§ **DATA FOR ANALYSIS**
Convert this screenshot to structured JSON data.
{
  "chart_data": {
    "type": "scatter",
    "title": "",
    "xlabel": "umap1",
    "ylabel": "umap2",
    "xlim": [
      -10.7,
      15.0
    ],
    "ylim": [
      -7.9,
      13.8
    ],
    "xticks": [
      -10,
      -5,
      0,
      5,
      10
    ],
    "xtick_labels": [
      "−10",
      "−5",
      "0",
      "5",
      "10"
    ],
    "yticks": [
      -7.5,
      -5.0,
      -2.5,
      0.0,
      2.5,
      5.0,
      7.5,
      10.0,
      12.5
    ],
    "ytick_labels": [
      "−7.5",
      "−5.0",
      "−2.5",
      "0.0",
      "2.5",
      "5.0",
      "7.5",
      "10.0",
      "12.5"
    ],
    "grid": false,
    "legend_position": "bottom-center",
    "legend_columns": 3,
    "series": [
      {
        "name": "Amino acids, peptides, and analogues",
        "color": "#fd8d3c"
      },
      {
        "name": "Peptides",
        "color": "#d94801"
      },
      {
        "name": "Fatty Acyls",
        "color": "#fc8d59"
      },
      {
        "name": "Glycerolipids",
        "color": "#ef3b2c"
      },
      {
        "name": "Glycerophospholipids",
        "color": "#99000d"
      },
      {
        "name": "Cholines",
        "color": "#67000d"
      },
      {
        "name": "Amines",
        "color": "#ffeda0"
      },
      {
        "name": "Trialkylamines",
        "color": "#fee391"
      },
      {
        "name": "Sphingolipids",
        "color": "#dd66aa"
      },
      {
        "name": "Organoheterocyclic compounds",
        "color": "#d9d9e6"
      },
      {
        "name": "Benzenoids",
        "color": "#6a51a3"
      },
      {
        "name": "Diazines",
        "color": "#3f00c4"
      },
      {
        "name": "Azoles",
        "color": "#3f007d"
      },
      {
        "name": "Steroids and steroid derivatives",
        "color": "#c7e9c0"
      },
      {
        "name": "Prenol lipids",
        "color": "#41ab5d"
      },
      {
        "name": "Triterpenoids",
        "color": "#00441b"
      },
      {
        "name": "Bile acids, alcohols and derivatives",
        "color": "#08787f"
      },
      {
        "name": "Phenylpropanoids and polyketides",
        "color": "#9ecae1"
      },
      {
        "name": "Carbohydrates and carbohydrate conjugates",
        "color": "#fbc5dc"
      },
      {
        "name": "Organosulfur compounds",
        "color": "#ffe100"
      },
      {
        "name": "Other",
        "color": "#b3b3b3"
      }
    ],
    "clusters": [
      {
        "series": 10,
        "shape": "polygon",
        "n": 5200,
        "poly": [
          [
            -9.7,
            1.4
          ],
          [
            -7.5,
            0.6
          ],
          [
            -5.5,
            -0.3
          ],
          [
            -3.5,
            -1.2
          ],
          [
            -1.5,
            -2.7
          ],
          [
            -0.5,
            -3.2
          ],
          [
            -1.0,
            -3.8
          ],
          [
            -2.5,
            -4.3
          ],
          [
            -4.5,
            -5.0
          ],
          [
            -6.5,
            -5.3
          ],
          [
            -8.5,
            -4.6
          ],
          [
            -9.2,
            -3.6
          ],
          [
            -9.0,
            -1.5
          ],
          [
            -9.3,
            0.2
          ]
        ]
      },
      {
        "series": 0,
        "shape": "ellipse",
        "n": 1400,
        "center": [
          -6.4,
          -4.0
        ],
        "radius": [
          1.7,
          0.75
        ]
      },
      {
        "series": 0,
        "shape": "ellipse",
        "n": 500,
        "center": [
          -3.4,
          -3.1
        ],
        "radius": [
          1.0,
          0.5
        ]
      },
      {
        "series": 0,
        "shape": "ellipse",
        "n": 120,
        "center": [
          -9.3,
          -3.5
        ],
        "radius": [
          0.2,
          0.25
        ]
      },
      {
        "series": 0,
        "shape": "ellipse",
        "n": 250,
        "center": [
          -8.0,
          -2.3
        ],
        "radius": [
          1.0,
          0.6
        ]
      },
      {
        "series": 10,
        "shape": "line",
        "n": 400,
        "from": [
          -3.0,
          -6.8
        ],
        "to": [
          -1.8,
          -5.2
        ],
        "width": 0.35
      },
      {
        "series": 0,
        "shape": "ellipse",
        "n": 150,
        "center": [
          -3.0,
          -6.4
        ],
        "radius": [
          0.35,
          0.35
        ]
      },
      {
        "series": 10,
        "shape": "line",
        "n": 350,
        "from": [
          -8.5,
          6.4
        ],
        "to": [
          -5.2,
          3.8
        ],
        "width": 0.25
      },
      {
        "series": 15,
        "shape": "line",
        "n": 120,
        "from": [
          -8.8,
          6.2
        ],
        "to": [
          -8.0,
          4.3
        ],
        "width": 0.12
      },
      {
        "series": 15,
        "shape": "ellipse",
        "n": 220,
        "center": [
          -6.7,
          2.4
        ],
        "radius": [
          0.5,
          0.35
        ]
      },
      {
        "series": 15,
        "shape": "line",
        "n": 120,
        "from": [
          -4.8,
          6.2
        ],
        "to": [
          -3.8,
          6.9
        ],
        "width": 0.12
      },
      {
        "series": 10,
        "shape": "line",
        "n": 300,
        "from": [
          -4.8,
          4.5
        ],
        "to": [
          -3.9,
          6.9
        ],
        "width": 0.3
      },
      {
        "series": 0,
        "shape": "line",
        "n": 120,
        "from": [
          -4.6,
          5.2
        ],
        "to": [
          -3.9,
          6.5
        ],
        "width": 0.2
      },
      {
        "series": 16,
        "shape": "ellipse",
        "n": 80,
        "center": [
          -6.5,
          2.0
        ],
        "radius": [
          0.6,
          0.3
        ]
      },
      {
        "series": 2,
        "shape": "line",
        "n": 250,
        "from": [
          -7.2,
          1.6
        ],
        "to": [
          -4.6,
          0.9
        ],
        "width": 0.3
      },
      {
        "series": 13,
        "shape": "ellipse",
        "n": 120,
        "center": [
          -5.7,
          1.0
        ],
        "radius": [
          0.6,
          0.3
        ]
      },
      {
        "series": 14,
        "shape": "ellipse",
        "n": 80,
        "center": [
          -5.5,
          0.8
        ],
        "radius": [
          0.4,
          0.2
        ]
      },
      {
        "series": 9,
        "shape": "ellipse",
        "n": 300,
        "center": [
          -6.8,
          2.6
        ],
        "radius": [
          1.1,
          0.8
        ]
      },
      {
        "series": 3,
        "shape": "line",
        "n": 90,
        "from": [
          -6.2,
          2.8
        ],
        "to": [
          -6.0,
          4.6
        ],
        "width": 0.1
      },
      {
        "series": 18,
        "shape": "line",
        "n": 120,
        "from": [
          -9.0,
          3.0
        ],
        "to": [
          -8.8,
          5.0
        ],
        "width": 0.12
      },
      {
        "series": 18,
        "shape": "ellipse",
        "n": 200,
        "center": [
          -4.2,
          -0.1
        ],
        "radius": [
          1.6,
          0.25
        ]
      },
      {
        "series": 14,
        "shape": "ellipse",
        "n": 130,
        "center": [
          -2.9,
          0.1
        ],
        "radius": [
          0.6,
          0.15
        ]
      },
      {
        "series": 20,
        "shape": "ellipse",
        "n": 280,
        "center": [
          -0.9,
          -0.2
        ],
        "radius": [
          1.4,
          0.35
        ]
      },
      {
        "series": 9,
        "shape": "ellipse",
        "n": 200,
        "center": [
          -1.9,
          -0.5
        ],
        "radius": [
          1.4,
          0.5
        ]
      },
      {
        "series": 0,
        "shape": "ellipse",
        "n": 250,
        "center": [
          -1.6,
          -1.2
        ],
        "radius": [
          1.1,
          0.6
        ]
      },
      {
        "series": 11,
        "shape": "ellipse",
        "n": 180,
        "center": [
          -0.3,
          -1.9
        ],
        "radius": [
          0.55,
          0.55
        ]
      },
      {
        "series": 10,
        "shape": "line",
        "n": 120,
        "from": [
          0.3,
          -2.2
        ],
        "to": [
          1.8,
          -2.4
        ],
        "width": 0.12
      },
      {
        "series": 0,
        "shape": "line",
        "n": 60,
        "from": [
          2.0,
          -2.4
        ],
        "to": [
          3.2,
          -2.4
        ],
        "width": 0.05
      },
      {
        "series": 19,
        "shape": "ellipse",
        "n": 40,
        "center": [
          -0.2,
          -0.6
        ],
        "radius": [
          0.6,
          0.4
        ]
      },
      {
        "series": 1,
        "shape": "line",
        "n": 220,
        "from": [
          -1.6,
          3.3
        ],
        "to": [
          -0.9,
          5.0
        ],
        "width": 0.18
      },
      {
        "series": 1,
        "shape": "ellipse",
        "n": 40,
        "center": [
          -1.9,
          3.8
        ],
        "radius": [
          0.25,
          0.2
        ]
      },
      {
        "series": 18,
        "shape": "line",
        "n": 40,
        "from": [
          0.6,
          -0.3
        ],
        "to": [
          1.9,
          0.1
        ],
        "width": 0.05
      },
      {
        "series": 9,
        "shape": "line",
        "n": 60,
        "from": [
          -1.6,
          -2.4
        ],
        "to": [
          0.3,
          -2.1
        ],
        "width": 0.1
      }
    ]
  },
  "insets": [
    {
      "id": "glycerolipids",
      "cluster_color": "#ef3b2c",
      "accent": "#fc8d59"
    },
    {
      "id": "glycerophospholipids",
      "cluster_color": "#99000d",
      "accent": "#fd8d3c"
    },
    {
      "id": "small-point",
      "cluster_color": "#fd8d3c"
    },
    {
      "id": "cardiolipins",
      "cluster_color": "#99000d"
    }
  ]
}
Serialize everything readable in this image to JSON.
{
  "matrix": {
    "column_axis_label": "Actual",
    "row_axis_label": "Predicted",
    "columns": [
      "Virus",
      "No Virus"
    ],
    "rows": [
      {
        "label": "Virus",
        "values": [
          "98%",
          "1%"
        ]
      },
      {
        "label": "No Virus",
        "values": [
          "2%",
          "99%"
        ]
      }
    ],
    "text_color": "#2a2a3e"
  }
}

§ **WHAT IS REQUIRED**
What lines in the material include the string "compounds"? Pull each one out.

§ **SOLUTION TO THE EXERCISE**
        "name": "Organoheterocyclic compounds",
        "name": "Organosulfur compounds",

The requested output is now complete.